Textauszug:

- - - - - - -

Dieses Argument kann auch für die weiteren Kritikpunkte stets angebracht werden: Was Elsner schließlich an ihrem Roman noch abgeändert hätte, lässt sich mit letzter Sicherheit nicht mehr klären. Trotzdem lassen sich aber wohl einige Problemstellen nennen, die sich mehr aus der typischen Schreib- und Erzählweise Elsners ergeben als aus dem fragmentarischen Charakter des Textes: Die – im Titel bereits anklingende – teilweise komische, hauptsächlich aber satirische Ausgestaltung der grausamen Gegebenheiten wird manchmal zu stark auf die Spitze getrieben, noch häufiger ufert sie aber einfach aus: Im besten Fall werden so immerhin noch starke Bilder erzeugt, wie es bei der Beschreibung der Bevölkerung der Fall ist, die sich, seit eine Verehrung der Friedenstaube eingesetzt hat, nur mehr mit Regenschirmen aus den Häusern wagen kann, um vor dem wie Regen vom Himmel fallenden Taubendreck geschützt zu sein. Gerade bei Anhäufungen ähnlicher Szenen, die manchmal auch noch steigernd aufgebaut sind, etwa bei der wiederholten Schilderung des Gebarens der neuen Konzernchefs, kann sich aber schnell der Eindruck ergeben, dass „weniger“ hier „mehr“ gewesen wäre.

- - - - - - -

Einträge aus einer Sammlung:
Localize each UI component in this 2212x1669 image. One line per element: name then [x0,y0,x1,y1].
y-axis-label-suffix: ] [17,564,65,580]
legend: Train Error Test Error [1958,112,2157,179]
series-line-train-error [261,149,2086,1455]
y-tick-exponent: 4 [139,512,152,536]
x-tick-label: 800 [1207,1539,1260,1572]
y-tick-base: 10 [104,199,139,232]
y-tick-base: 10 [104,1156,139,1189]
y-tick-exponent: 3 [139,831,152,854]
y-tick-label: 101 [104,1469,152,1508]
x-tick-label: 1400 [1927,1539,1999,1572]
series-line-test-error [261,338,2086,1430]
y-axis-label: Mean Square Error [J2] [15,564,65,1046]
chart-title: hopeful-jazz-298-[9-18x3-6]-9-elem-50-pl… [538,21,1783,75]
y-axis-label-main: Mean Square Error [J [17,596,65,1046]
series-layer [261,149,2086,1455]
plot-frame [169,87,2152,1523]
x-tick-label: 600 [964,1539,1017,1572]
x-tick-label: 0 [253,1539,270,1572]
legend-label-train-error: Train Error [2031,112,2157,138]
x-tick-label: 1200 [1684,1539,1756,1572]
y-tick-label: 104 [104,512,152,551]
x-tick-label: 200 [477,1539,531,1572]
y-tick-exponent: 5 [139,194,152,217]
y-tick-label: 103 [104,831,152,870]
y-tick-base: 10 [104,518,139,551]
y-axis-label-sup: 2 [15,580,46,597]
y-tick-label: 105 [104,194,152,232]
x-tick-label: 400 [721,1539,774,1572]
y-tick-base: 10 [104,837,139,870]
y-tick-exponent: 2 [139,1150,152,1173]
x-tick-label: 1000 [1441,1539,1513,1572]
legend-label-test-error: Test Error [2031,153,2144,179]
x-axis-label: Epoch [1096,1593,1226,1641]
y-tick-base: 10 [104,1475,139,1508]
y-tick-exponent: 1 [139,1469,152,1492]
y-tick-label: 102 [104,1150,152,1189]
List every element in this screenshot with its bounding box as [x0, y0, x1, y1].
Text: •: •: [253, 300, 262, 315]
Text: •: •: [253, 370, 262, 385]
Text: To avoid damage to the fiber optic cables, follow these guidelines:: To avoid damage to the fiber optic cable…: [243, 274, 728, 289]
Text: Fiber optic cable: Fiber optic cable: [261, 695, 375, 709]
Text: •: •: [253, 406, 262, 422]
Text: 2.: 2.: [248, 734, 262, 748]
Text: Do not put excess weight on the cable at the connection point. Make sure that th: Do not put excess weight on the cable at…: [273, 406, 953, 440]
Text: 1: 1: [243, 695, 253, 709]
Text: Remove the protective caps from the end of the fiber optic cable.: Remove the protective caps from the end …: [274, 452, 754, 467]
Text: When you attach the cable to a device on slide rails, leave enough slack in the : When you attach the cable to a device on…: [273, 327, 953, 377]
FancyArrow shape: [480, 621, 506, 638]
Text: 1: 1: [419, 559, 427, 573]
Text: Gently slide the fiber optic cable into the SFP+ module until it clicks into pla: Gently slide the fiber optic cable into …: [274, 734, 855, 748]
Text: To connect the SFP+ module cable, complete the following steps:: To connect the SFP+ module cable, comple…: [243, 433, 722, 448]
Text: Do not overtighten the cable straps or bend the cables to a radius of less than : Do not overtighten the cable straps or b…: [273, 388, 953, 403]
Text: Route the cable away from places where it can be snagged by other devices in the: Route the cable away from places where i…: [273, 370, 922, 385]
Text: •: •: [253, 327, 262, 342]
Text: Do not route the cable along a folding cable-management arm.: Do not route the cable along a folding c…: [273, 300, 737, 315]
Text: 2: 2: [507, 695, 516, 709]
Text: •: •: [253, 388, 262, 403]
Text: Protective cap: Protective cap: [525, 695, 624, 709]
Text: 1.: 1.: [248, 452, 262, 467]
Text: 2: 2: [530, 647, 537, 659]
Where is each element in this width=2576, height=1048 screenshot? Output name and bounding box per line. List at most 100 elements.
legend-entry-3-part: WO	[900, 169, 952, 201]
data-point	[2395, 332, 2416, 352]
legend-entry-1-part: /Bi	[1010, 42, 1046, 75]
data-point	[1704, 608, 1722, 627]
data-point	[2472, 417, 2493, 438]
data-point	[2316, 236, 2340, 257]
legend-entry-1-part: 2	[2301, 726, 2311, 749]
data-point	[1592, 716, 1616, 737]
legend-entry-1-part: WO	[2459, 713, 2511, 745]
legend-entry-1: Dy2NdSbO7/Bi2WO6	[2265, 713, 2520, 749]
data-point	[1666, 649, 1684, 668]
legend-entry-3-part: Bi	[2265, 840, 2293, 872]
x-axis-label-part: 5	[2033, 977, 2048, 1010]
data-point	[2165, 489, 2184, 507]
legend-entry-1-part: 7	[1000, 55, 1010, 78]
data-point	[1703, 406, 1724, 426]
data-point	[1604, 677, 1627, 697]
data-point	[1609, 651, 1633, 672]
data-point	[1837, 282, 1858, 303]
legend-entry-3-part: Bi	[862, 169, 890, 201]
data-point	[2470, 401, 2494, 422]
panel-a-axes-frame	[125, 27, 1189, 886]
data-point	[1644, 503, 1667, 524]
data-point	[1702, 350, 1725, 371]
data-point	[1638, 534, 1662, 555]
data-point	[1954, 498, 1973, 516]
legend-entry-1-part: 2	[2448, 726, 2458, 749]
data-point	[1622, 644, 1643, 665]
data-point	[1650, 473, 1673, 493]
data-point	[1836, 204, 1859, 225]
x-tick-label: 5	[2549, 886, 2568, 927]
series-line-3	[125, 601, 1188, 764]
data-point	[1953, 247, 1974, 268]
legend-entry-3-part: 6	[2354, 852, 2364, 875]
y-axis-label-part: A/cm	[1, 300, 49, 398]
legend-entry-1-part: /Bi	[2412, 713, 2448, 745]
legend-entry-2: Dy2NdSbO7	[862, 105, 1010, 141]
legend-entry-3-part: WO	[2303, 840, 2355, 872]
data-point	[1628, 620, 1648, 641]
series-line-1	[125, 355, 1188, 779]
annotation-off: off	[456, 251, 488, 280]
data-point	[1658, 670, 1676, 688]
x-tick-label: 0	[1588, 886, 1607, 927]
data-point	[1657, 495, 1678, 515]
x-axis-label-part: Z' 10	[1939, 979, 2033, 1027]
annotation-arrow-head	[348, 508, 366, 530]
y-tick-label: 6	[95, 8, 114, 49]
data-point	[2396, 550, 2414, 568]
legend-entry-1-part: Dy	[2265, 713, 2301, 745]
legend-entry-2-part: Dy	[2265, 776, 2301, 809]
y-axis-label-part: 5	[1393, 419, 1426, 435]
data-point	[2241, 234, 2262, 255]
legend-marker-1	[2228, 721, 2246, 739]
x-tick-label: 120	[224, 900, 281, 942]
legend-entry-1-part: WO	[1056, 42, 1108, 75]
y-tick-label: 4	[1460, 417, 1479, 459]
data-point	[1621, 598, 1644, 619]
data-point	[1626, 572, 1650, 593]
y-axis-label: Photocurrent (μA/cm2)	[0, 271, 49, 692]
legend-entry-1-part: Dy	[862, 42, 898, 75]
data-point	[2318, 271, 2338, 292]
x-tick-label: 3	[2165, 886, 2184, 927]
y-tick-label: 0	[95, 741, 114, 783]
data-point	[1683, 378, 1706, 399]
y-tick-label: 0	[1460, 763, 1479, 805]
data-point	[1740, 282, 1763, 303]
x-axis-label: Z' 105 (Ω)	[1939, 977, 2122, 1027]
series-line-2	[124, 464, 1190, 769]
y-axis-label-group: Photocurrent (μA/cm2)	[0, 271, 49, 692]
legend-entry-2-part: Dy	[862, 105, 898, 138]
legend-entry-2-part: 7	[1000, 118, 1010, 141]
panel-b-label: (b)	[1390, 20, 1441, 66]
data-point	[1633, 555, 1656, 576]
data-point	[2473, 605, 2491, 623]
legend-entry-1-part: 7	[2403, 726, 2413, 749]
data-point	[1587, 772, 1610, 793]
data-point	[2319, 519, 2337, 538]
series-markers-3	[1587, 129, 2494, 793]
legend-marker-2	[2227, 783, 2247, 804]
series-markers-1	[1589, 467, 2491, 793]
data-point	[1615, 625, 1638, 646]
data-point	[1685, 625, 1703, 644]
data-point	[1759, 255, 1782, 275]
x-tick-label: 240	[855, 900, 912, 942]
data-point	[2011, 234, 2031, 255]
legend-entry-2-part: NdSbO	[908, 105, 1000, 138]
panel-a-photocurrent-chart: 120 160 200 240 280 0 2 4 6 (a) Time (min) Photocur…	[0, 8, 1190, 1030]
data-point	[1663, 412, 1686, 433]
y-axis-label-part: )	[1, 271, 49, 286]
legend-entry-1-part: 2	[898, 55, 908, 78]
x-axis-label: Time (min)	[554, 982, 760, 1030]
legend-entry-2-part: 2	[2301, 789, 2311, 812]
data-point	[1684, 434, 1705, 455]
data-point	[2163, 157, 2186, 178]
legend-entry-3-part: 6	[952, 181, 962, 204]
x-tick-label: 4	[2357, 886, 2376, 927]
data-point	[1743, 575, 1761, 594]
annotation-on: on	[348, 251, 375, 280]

- - - - - - -

Aufgabe:
Geben Sie den Absatz des Textauszugs, der mit „Dieses Argument kann auch“ beginnt, als kurze Stichpunktliste wieder, ohne seine wesentlichen Aussagen zu verlieren.

Lösung zur Aufgabe:
- Das Argument gilt auch für die weiteren Kritikpunkte: Was Elsner an ihrem Roman noch geändert hätte, lässt sich nicht mehr sicher klären.
- Dennoch gibt es Schwachstellen, die eher aus Elsners typischer Schreib- und Erzählweise als aus dem fragmentarischen Charakter des Textes stammen.
- Die teils komische, vor allem satirische Darstellung der grausamen Verhältnisse, die schon im Titel anklingt, wird manchmal zu stark zugespitzt und ufert noch häufiger aus.
- Im besten Fall entstehen dadurch starke Bilder, etwa von der Bevölkerung, die sich seit der Verehrung der Friedenstaube nur noch mit Regenschirmen als Schutz vor herabfallendem Taubendreck aus den Häusern wagt.
- Bei gehäuften, teils gesteigerten ähnlichen Szenen, etwa zum Gebaren der neuen Konzernchefs, entsteht leicht der Eindruck, dass „weniger“ hier „mehr“ gewesen wäre.